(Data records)
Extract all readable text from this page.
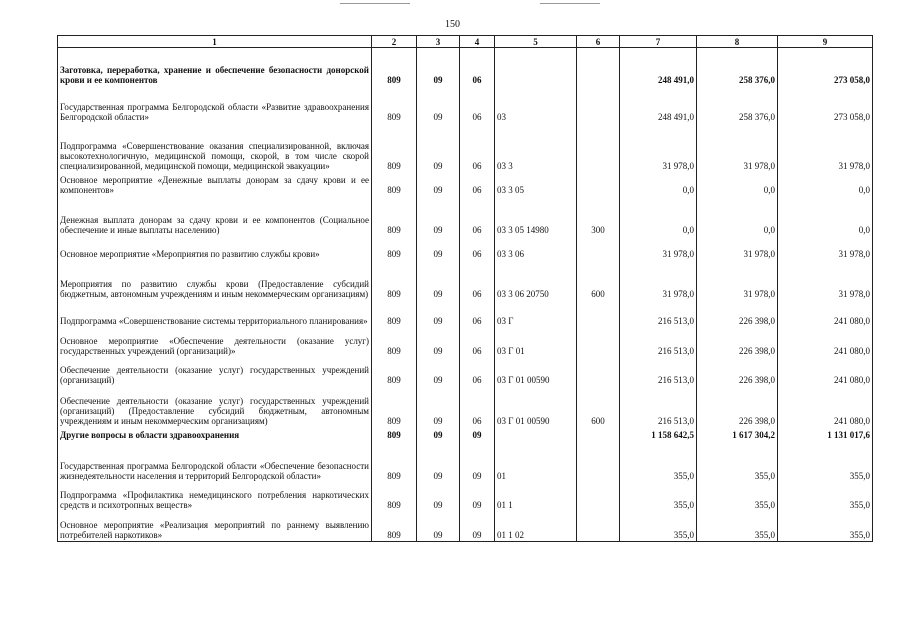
150
1	2	3	4	5	6	7	8	9
Заготовка, переработка, хранение и обеспечение безопасности донорской крови и ее компонентов	809	09	06			248 491,0	258 376,0	273 058,0
Государственная программа Белгородской области «Развитие здравоохранения Белгородской области»	809	09	06	03		248 491,0	258 376,0	273 058,0
Подпрограмма «Совершенствование оказания специализированной, включая высокотехнологичную, медицинской помощи, скорой, в том числе скорой специализированной, медицинской помощи, медицинской эвакуации»	809	09	06	03 3		31 978,0	31 978,0	31 978,0
Основное мероприятие «Денежные выплаты донорам за сдачу крови и ее компонентов»	809	09	06	03 3 05		0,0	0,0	0,0
Денежная выплата донорам за сдачу крови и ее компонентов (Социальное обеспечение и иные выплаты населению)	809	09	06	03 3 05 14980	300	0,0	0,0	0,0
Основное мероприятие «Мероприятия по развитию службы крови»	809	09	06	03 3 06		31 978,0	31 978,0	31 978,0
Мероприятия по развитию службы крови (Предоставление субсидий бюджетным, автономным учреждениям и иным некоммерческим организациям)	809	09	06	03 3 06 20750	600	31 978,0	31 978,0	31 978,0
Подпрограмма «Совершенствование системы территориального планирования»	809	09	06	03 Г		216 513,0	226 398,0	241 080,0
Основное мероприятие «Обеспечение деятельности (оказание услуг) государственных учреждений (организаций)»	809	09	06	03 Г 01		216 513,0	226 398,0	241 080,0
Обеспечение деятельности (оказание услуг) государственных учреждений (организаций)	809	09	06	03 Г 01 00590		216 513,0	226 398,0	241 080,0
Обеспечение деятельности (оказание услуг) государственных учреждений (организаций) (Предоставление субсидий бюджетным, автономным учреждениям и иным некоммерческим организациям)	809	09	06	03 Г 01 00590	600	216 513,0	226 398,0	241 080,0
Другие вопросы в области здравоохранения	809	09	09			1 158 642,5	1 617 304,2	1 131 017,6
Государственная программа Белгородской области «Обеспечение безопасности жизнедеятельности населения и территорий Белгородской области»	809	09	09	01		355,0	355,0	355,0
Подпрограмма «Профилактика немедицинского потребления наркотических средств и психотропных веществ»	809	09	09	01 1		355,0	355,0	355,0
Основное мероприятие «Реализация мероприятий по раннему выявлению потребителей наркотиков»	809	09	09	01 1 02		355,0	355,0	355,0
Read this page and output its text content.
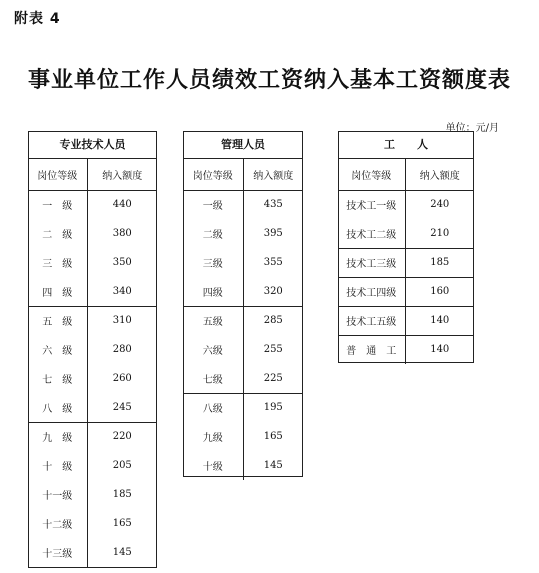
附表 4
事业单位工作人员绩效工资纳入基本工资额度表
单位：元/月
专业技术人员	
岗位等级	纳入额度
一　级	440
二　级	380
三　级	350
四　级	340
五　级	310
六　级	280
七　级	260
八　级	245
九　级	220
十　级	205
十一级	185
十二级	165
十三级	145
管理人员	
岗位等级	纳入额度
一级	435
二级	395
三级	355
四级	320
五级	285
六级	255
七级	225
八级	195
九级	165
十级	145
工　　人	
岗位等级	纳入额度
技术工一级	240
技术工二级	210
技术工三级	185
技术工四级	160
技术工五级	140
普　通　工	140
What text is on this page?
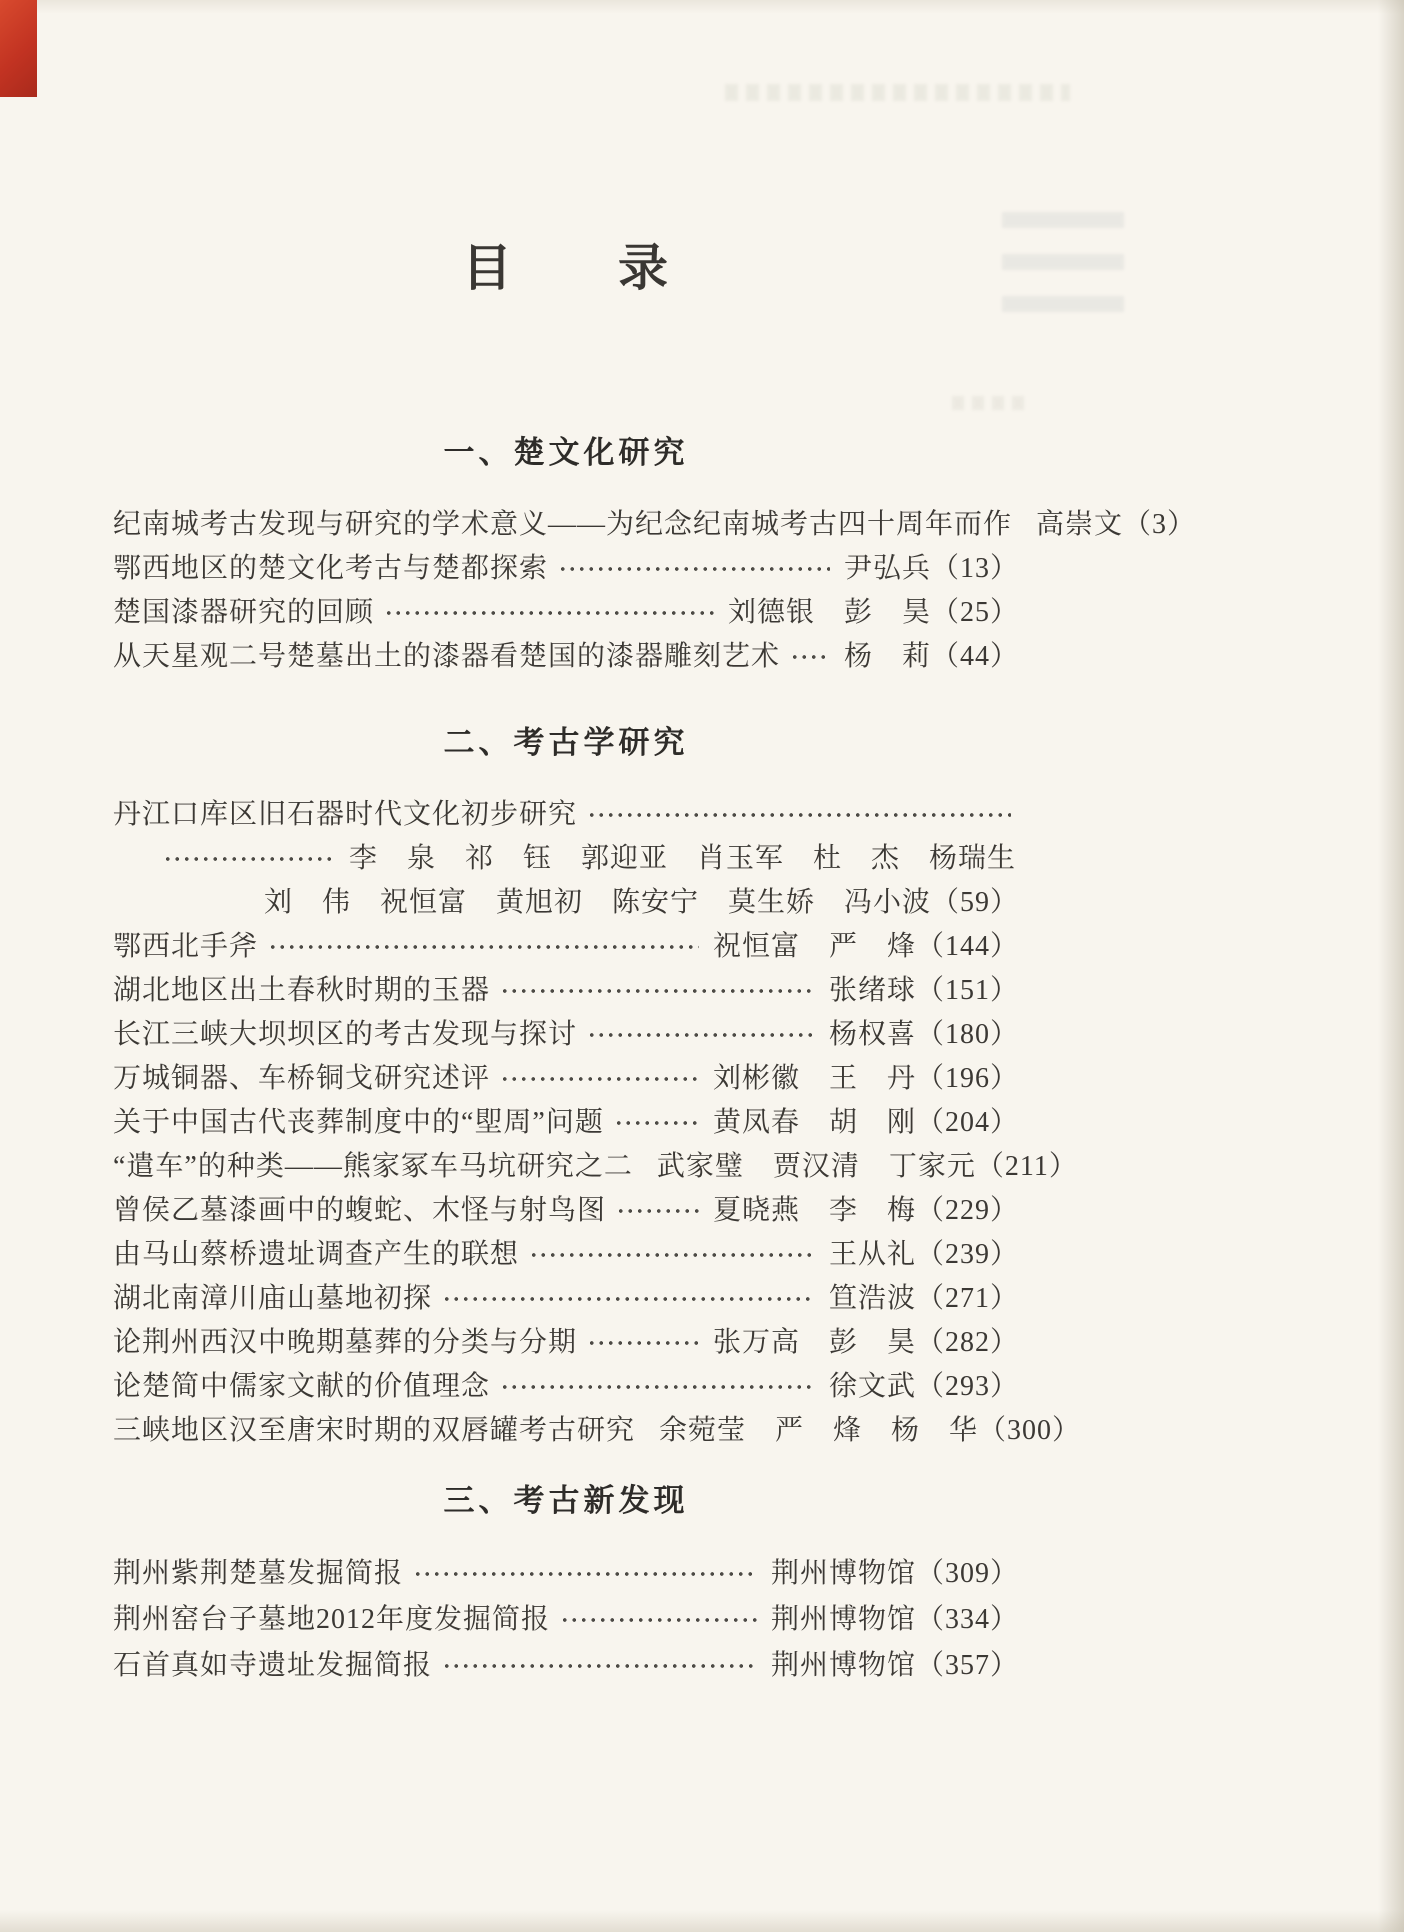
目　　录
一、楚文化研究
纪南城考古发现与研究的学术意义——为纪念纪南城考古四十周年而作 高崇文 （3）
鄂西地区的楚文化考古与楚都探索	尹弘兵 （13）
楚国漆器研究的回顾	刘德银　彭　昊 （25）
从天星观二号楚墓出土的漆器看楚国的漆器雕刻艺术 杨　莉 （44）
二、考古学研究
丹江口库区旧石器时代文化初步研究
李　泉　祁　钰　郭迎亚　肖玉军　杜　杰　杨瑞生
刘　伟　祝恒富　黄旭初　陈安宁　莫生娇　冯小波 （59）
鄂西北手斧	祝恒富　严　烽 （144）
湖北地区出土春秋时期的玉器	张绪球 （151）
长江三峡大坝坝区的考古发现与探讨	杨权喜 （180）
万城铜器、车桥铜戈研究述评	刘彬徽　王　丹 （196）
关于中国古代丧葬制度中的“堲周”问题	黄凤春　胡　刚 （204）
“遣车”的种类——熊家冢车马坑研究之二 武家璧　贾汉清　丁家元 （211）
曾侯乙墓漆画中的蝮蛇、木怪与射鸟图	夏晓燕　李　梅 （229）
由马山蔡桥遗址调查产生的联想	王从礼 （239）
湖北南漳川庙山墓地初探	笪浩波 （271）
论荆州西汉中晚期墓葬的分类与分期	张万高　彭　昊 （282）
论楚简中儒家文献的价值理念	徐文武 （293）
三峡地区汉至唐宋时期的双唇罐考古研究 余菀莹　严　烽　杨　华 （300）
三、考古新发现
荆州紫荆楚墓发掘简报	荆州博物馆 （309）
荆州窑台子墓地2012年度发掘简报	荆州博物馆 （334）
石首真如寺遗址发掘简报	荆州博物馆 （357）
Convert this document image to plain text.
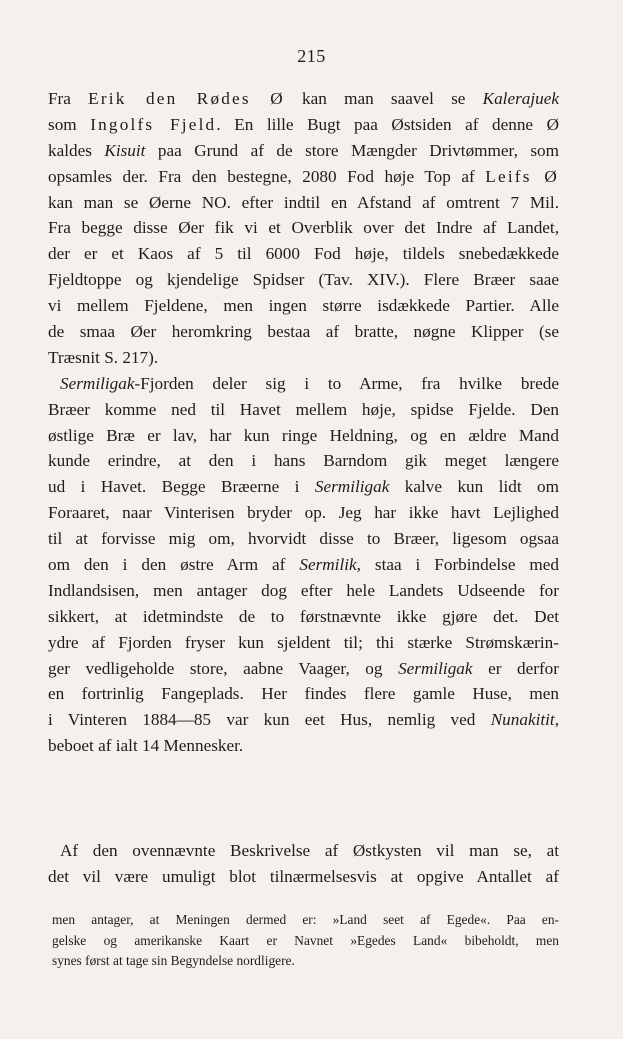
215
Fra Erik den Rødes Ø kan man saavel se Kalerajuek
som Ingolfs Fjeld. En lille Bugt paa Østsiden af denne Ø
kaldes Kisuit paa Grund af de store Mængder Drivtømmer, som
opsamles der. Fra den bestegne, 2080 Fod høje Top af Leifs Ø
kan man se Øerne NO. efter indtil en Afstand af omtrent 7 Mil.
Fra begge disse Øer fik vi et Overblik over det Indre af Landet,
der er et Kaos af 5 til 6000 Fod høje, tildels snebedækkede
Fjeldtoppe og kjendelige Spidser (Tav. XIV.). Flere Bræer saae
vi mellem Fjeldene, men ingen større isdækkede Partier. Alle
de smaa Øer heromkring bestaa af bratte, nøgne Klipper (se
Træsnit S. 217).
Sermiligak-Fjorden deler sig i to Arme, fra hvilke brede
Bræer komme ned til Havet mellem høje, spidse Fjelde. Den
østlige Bræ er lav, har kun ringe Heldning, og en ældre Mand
kunde erindre, at den i hans Barndom gik meget længere
ud i Havet. Begge Bræerne i Sermiligak kalve kun lidt om
Foraaret, naar Vinterisen bryder op. Jeg har ikke havt Lejlighed
til at forvisse mig om, hvorvidt disse to Bræer, ligesom ogsaa
om den i den østre Arm af Sermilik, staa i Forbindelse med
Indlandsisen, men antager dog efter hele Landets Udseende for
sikkert, at idetmindste de to førstnævnte ikke gjøre det. Det
ydre af Fjorden fryser kun sjeldent til; thi stærke Strømskærin-
ger vedligeholde store, aabne Vaager, og Sermiligak er derfor
en fortrinlig Fangeplads. Her findes flere gamle Huse, men
i Vinteren 1884—85 var kun eet Hus, nemlig ved Nunakitit,
beboet af ialt 14 Mennesker.
Af den ovennævnte Beskrivelse af Østkysten vil man se, at
det vil være umuligt blot tilnærmelsesvis at opgive Antallet af
men antager, at Meningen dermed er: »Land seet af Egede«. Paa en-
gelske og amerikanske Kaart er Navnet »Egedes Land« bibeholdt, men
synes først at tage sin Begyndelse nordligere.
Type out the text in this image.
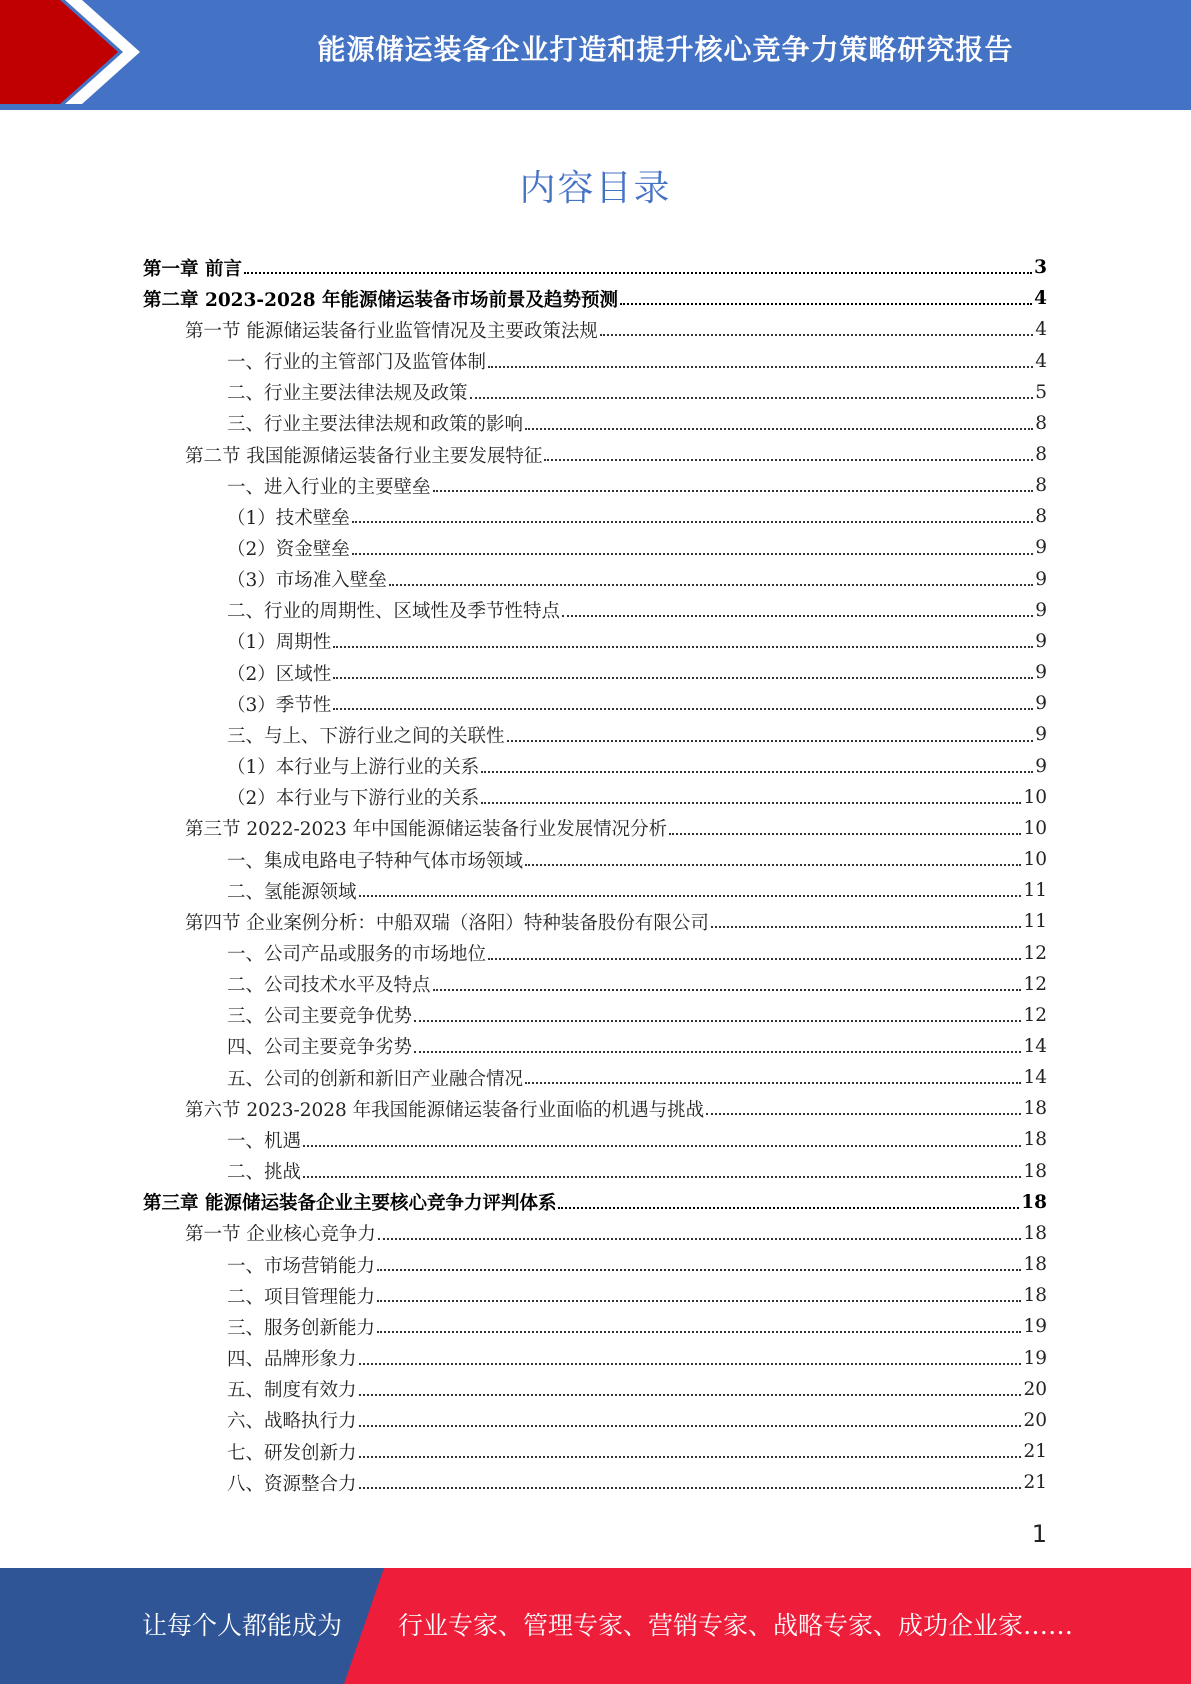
能源储运装备企业打造和提升核心竞争力策略研究报告
内容目录
第一章 前言	3
第二章 2023-2028 年能源储运装备市场前景及趋势预测	4
第一节 能源储运装备行业监管情况及主要政策法规	4
一、行业的主管部门及监管体制	4
二、行业主要法律法规及政策	5
三、行业主要法律法规和政策的影响	8
第二节 我国能源储运装备行业主要发展特征	8
一、进入行业的主要壁垒	8
（1）技术壁垒	8
（2）资金壁垒	9
（3）市场准入壁垒	9
二、行业的周期性、区域性及季节性特点	9
（1）周期性	9
（2）区域性	9
（3）季节性	9
三、与上、下游行业之间的关联性	9
（1）本行业与上游行业的关系	9
（2）本行业与下游行业的关系	10
第三节 2022-2023 年中国能源储运装备行业发展情况分析	10
一、集成电路电子特种气体市场领域	10
二、氢能源领域	11
第四节 企业案例分析：中船双瑞（洛阳）特种装备股份有限公司	11
一、公司产品或服务的市场地位	12
二、公司技术水平及特点	12
三、公司主要竞争优势	12
四、公司主要竞争劣势	14
五、公司的创新和新旧产业融合情况	14
第六节 2023-2028 年我国能源储运装备行业面临的机遇与挑战	18
一、机遇	18
二、挑战	18
第三章 能源储运装备企业主要核心竞争力评判体系	18
第一节 企业核心竞争力	18
一、市场营销能力	18
二、项目管理能力	18
三、服务创新能力	19
四、品牌形象力	19
五、制度有效力	20
六、战略执行力	20
七、研发创新力	21
八、资源整合力	21
1
让每个人都能成为 行业专家、管理专家、营销专家、战略专家、成功企业家……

#### What needs to be done:
Which lines contain "Совершенствование"? Show each of them.

#### Completed task:
Подпрограмма «Совершенствование оказания специализированной, включая высокотехнологичную, медицинской помощи, скорой, в том числе скорой специализированной, медицинской помощи, медицинской эвакуации»	809	09	06	03 3		31 978,0	31 978,0	31 978,0
Подпрограмма «Совершенствование системы территориального планирования»	809	09	06	03 Г		216 513,0	226 398,0	241 080,0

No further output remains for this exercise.